[Start DATA FOR THE TASK]

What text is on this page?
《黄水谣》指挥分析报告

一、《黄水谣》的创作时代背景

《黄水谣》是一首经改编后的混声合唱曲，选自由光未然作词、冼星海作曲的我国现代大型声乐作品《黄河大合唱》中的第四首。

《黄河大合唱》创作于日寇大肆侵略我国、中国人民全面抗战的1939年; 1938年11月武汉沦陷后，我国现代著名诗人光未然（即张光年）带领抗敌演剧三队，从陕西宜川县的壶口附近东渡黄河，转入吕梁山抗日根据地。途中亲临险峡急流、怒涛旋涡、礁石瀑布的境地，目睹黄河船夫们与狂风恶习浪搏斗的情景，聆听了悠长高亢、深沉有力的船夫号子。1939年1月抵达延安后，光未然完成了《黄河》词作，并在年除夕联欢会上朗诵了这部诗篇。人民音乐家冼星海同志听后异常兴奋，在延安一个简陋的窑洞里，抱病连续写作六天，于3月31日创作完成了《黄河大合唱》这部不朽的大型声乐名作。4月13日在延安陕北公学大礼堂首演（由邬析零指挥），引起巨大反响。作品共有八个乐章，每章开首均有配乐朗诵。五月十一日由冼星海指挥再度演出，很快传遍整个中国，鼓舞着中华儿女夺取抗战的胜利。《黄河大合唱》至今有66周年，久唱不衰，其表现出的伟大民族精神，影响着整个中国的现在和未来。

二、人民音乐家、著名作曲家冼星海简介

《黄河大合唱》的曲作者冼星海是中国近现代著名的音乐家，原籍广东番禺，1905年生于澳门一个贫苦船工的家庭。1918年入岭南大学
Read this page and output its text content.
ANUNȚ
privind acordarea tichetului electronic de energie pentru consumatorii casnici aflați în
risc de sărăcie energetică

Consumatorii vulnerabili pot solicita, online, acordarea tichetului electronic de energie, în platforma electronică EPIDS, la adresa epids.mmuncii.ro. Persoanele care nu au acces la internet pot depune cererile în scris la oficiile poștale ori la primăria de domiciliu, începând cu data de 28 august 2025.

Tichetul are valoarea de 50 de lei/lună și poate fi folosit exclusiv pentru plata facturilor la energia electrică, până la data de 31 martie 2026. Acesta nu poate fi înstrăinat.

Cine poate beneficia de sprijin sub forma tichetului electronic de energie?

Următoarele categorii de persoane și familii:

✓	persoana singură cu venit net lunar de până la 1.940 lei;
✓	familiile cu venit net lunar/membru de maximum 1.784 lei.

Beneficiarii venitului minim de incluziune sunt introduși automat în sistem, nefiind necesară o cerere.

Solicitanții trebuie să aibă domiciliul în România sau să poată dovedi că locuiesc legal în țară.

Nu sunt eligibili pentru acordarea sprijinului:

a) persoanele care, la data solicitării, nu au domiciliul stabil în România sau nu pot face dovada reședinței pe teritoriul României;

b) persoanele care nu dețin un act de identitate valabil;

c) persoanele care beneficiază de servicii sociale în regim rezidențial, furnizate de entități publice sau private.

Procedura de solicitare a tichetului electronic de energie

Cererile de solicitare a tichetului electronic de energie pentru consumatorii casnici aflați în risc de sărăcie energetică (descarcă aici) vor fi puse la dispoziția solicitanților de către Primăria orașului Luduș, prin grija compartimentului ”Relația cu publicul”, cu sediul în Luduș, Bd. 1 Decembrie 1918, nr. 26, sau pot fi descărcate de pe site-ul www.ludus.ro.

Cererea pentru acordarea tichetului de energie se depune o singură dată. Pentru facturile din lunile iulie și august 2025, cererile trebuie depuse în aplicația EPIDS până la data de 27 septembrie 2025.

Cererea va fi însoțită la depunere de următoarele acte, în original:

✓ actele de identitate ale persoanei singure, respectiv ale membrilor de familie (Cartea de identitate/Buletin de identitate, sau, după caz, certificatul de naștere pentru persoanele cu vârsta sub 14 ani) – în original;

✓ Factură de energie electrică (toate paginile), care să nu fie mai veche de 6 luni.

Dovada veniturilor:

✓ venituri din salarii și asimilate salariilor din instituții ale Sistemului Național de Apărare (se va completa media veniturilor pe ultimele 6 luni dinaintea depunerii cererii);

[End DATA FOR THE TASK]

## TASK BRIEF
Among these entries, how many lines include the string "identitate"? Reply with the number by itself.

## FULL RESPONSE
2